#### Records shown:
☆ ☆ ☆ ☆ ☆ ☆ ☆

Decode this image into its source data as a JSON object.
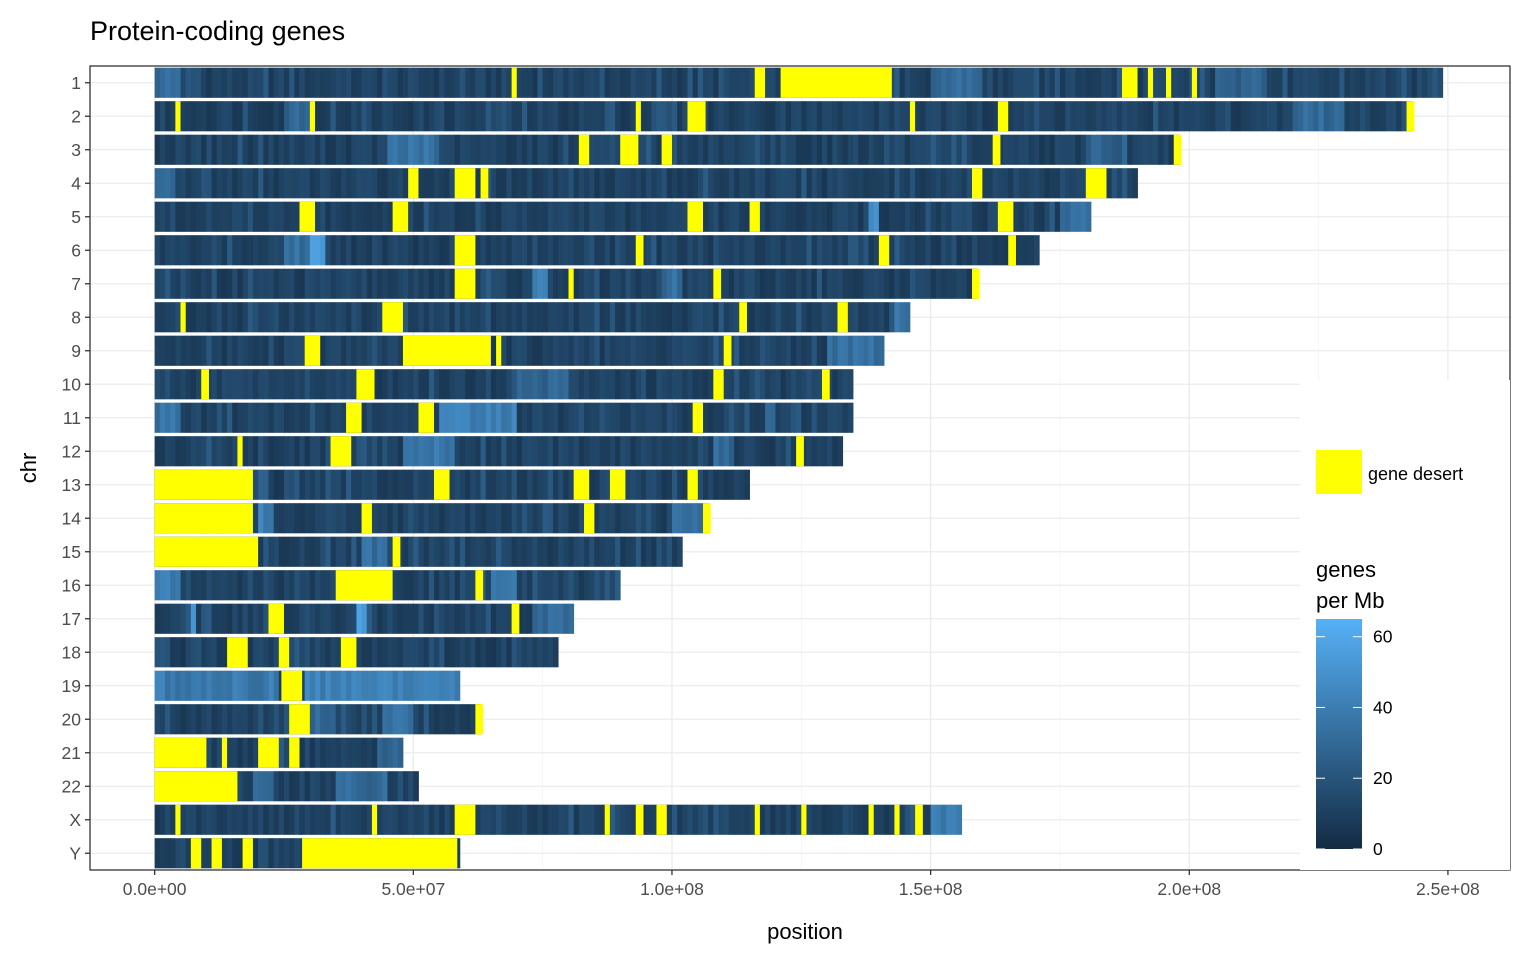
{
  "chart_data": {
    "type": "heatmap",
    "title": "Protein-coding genes",
    "xlabel": "position",
    "ylabel": "chr",
    "xlim": [
      -12500000,
      262000000
    ],
    "x_ticks": [
      {
        "value": 0,
        "label": "0.0e+00"
      },
      {
        "value": 50000000,
        "label": "5.0e+07"
      },
      {
        "value": 100000000,
        "label": "1.0e+08"
      },
      {
        "value": 150000000,
        "label": "1.5e+08"
      },
      {
        "value": 200000000,
        "label": "2.0e+08"
      },
      {
        "value": 250000000,
        "label": "2.5e+08"
      }
    ],
    "grid": true,
    "bin_size_bp": 1000000,
    "chromosomes": [
      {
        "name": "1",
        "length": 249000000,
        "deserts": [
          [
            121000000,
            142500000
          ],
          [
            69000000,
            70000000
          ],
          [
            116000000,
            118000000
          ],
          [
            187000000,
            190000000
          ],
          [
            192000000,
            193000000
          ],
          [
            195500000,
            196500000
          ],
          [
            200500000,
            201500000
          ]
        ],
        "peaks": [
          [
            0,
            5000000,
            30
          ],
          [
            150000000,
            160000000,
            30
          ],
          [
            205000000,
            215000000,
            26
          ]
        ]
      },
      {
        "name": "2",
        "length": 243000000,
        "deserts": [
          [
            4000000,
            5000000
          ],
          [
            93000000,
            94000000
          ],
          [
            103000000,
            106500000
          ],
          [
            163000000,
            165000000
          ],
          [
            242000000,
            243500000
          ],
          [
            30000000,
            31000000
          ],
          [
            146000000,
            147000000
          ]
        ],
        "peaks": [
          [
            25000000,
            30000000,
            28
          ],
          [
            220000000,
            230000000,
            30
          ]
        ]
      },
      {
        "name": "3",
        "length": 198000000,
        "deserts": [
          [
            90000000,
            93500000
          ],
          [
            98000000,
            100000000
          ],
          [
            82000000,
            84000000
          ],
          [
            162000000,
            163500000
          ],
          [
            197000000,
            198500000
          ]
        ],
        "peaks": [
          [
            45000000,
            55000000,
            34
          ],
          [
            180000000,
            188000000,
            26
          ]
        ]
      },
      {
        "name": "4",
        "length": 190000000,
        "deserts": [
          [
            58000000,
            62000000
          ],
          [
            180000000,
            184000000
          ],
          [
            158000000,
            160000000
          ],
          [
            49000000,
            51000000
          ],
          [
            63000000,
            64500000
          ]
        ],
        "peaks": [
          [
            0,
            4000000,
            30
          ]
        ]
      },
      {
        "name": "5",
        "length": 181000000,
        "deserts": [
          [
            28000000,
            31000000
          ],
          [
            46000000,
            49000000
          ],
          [
            103000000,
            106000000
          ],
          [
            163000000,
            166000000
          ],
          [
            115000000,
            117000000
          ]
        ],
        "peaks": [
          [
            138000000,
            140000000,
            45
          ],
          [
            175000000,
            181000000,
            32
          ]
        ]
      },
      {
        "name": "6",
        "length": 171000000,
        "deserts": [
          [
            58000000,
            62000000
          ],
          [
            93000000,
            94500000
          ],
          [
            140000000,
            142000000
          ],
          [
            165000000,
            166500000
          ]
        ],
        "peaks": [
          [
            30000000,
            33000000,
            55
          ],
          [
            25000000,
            30000000,
            32
          ]
        ]
      },
      {
        "name": "7",
        "length": 159000000,
        "deserts": [
          [
            58000000,
            62000000
          ],
          [
            80000000,
            81000000
          ],
          [
            108000000,
            109500000
          ],
          [
            158000000,
            159500000
          ]
        ],
        "peaks": [
          [
            73000000,
            76000000,
            40
          ],
          [
            98000000,
            102000000,
            32
          ]
        ]
      },
      {
        "name": "8",
        "length": 146000000,
        "deserts": [
          [
            44000000,
            48000000
          ],
          [
            132000000,
            134000000
          ],
          [
            113000000,
            114500000
          ],
          [
            5000000,
            6000000
          ]
        ],
        "peaks": [
          [
            143000000,
            146000000,
            35
          ]
        ]
      },
      {
        "name": "9",
        "length": 141000000,
        "deserts": [
          [
            48000000,
            65000000
          ],
          [
            29000000,
            32000000
          ],
          [
            110000000,
            111500000
          ],
          [
            66000000,
            67000000
          ]
        ],
        "peaks": [
          [
            130000000,
            141000000,
            34
          ]
        ]
      },
      {
        "name": "10",
        "length": 135000000,
        "deserts": [
          [
            39000000,
            42500000
          ],
          [
            108000000,
            110000000
          ],
          [
            129000000,
            130500000
          ],
          [
            9000000,
            10500000
          ]
        ],
        "peaks": [
          [
            70000000,
            80000000,
            28
          ]
        ]
      },
      {
        "name": "11",
        "length": 135000000,
        "deserts": [
          [
            37000000,
            40000000
          ],
          [
            51000000,
            54000000
          ],
          [
            104000000,
            106000000
          ]
        ],
        "peaks": [
          [
            0,
            5000000,
            35
          ],
          [
            55000000,
            70000000,
            40
          ],
          [
            118000000,
            120000000,
            30
          ]
        ]
      },
      {
        "name": "12",
        "length": 133000000,
        "deserts": [
          [
            34000000,
            38000000
          ],
          [
            124000000,
            125500000
          ],
          [
            16000000,
            17000000
          ]
        ],
        "peaks": [
          [
            48000000,
            58000000,
            38
          ],
          [
            108000000,
            112000000,
            30
          ]
        ]
      },
      {
        "name": "13",
        "length": 115000000,
        "deserts": [
          [
            0,
            19000000
          ],
          [
            54000000,
            57000000
          ],
          [
            81000000,
            84000000
          ],
          [
            88000000,
            91000000
          ],
          [
            103000000,
            105000000
          ]
        ],
        "peaks": [
          [
            20000000,
            22000000,
            28
          ]
        ]
      },
      {
        "name": "14",
        "length": 107000000,
        "deserts": [
          [
            0,
            19000000
          ],
          [
            40000000,
            42000000
          ],
          [
            83000000,
            85000000
          ],
          [
            106000000,
            107500000
          ]
        ],
        "peaks": [
          [
            20000000,
            23000000,
            40
          ],
          [
            100000000,
            106000000,
            34
          ]
        ]
      },
      {
        "name": "15",
        "length": 102000000,
        "deserts": [
          [
            0,
            20000000
          ],
          [
            46000000,
            47500000
          ]
        ],
        "peaks": [
          [
            40000000,
            45000000,
            32
          ]
        ]
      },
      {
        "name": "16",
        "length": 90000000,
        "deserts": [
          [
            35000000,
            46000000
          ],
          [
            62000000,
            63500000
          ]
        ],
        "peaks": [
          [
            0,
            5000000,
            40
          ],
          [
            65000000,
            70000000,
            34
          ]
        ]
      },
      {
        "name": "17",
        "length": 81000000,
        "deserts": [
          [
            22000000,
            25000000
          ],
          [
            69000000,
            70500000
          ]
        ],
        "peaks": [
          [
            7000000,
            8000000,
            55
          ],
          [
            39000000,
            41000000,
            58
          ],
          [
            73000000,
            81000000,
            30
          ]
        ]
      },
      {
        "name": "18",
        "length": 78000000,
        "deserts": [
          [
            14000000,
            18000000
          ],
          [
            36000000,
            39000000
          ],
          [
            24000000,
            26000000
          ]
        ],
        "peaks": [
          [
            0,
            3000000,
            22
          ]
        ]
      },
      {
        "name": "19",
        "length": 59000000,
        "deserts": [
          [
            24500000,
            28500000
          ]
        ],
        "peaks": [
          [
            0,
            24000000,
            38
          ],
          [
            29000000,
            59000000,
            42
          ]
        ]
      },
      {
        "name": "20",
        "length": 63000000,
        "deserts": [
          [
            26000000,
            30000000
          ],
          [
            62000000,
            63500000
          ]
        ],
        "peaks": [
          [
            30000000,
            35000000,
            30
          ],
          [
            44000000,
            50000000,
            32
          ]
        ]
      },
      {
        "name": "21",
        "length": 48000000,
        "deserts": [
          [
            0,
            10000000
          ],
          [
            20000000,
            24000000
          ],
          [
            13000000,
            14000000
          ],
          [
            26000000,
            28000000
          ]
        ],
        "peaks": [
          [
            43000000,
            48000000,
            30
          ]
        ]
      },
      {
        "name": "22",
        "length": 51000000,
        "deserts": [
          [
            0,
            16000000
          ]
        ],
        "peaks": [
          [
            19000000,
            23000000,
            34
          ],
          [
            35000000,
            45000000,
            30
          ]
        ]
      },
      {
        "name": "X",
        "length": 156000000,
        "deserts": [
          [
            58000000,
            62000000
          ],
          [
            4000000,
            5000000
          ],
          [
            42000000,
            43000000
          ],
          [
            87000000,
            88000000
          ],
          [
            93000000,
            94500000
          ],
          [
            97000000,
            99000000
          ],
          [
            116000000,
            117000000
          ],
          [
            125000000,
            126000000
          ],
          [
            138000000,
            139000000
          ],
          [
            143000000,
            144000000
          ],
          [
            147000000,
            148500000
          ]
        ],
        "peaks": [
          [
            150000000,
            156000000,
            38
          ]
        ]
      },
      {
        "name": "Y",
        "length": 59000000,
        "deserts": [
          [
            28500000,
            58500000
          ],
          [
            7000000,
            9000000
          ],
          [
            11000000,
            13000000
          ],
          [
            17000000,
            19000000
          ]
        ],
        "peaks": []
      }
    ],
    "desert_color": "#FFFF00",
    "legend_desert": {
      "label": "gene desert",
      "color": "#FFFF00"
    },
    "colorbar": {
      "title_line1": "genes",
      "title_line2": "per Mb",
      "low_color": "#132B43",
      "high_color": "#56B1F7",
      "min": 0,
      "max": 65,
      "ticks": [
        {
          "value": 0,
          "label": "0"
        },
        {
          "value": 20,
          "label": "20"
        },
        {
          "value": 40,
          "label": "40"
        },
        {
          "value": 60,
          "label": "60"
        }
      ]
    }
  }
}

☆ ☆ ☆ ☆ ☆ ☆ ☆

#### Work instructions:
In the material above, how many lines hold the string "genes"? Give the number and nothing else.

#### Output of the task:
2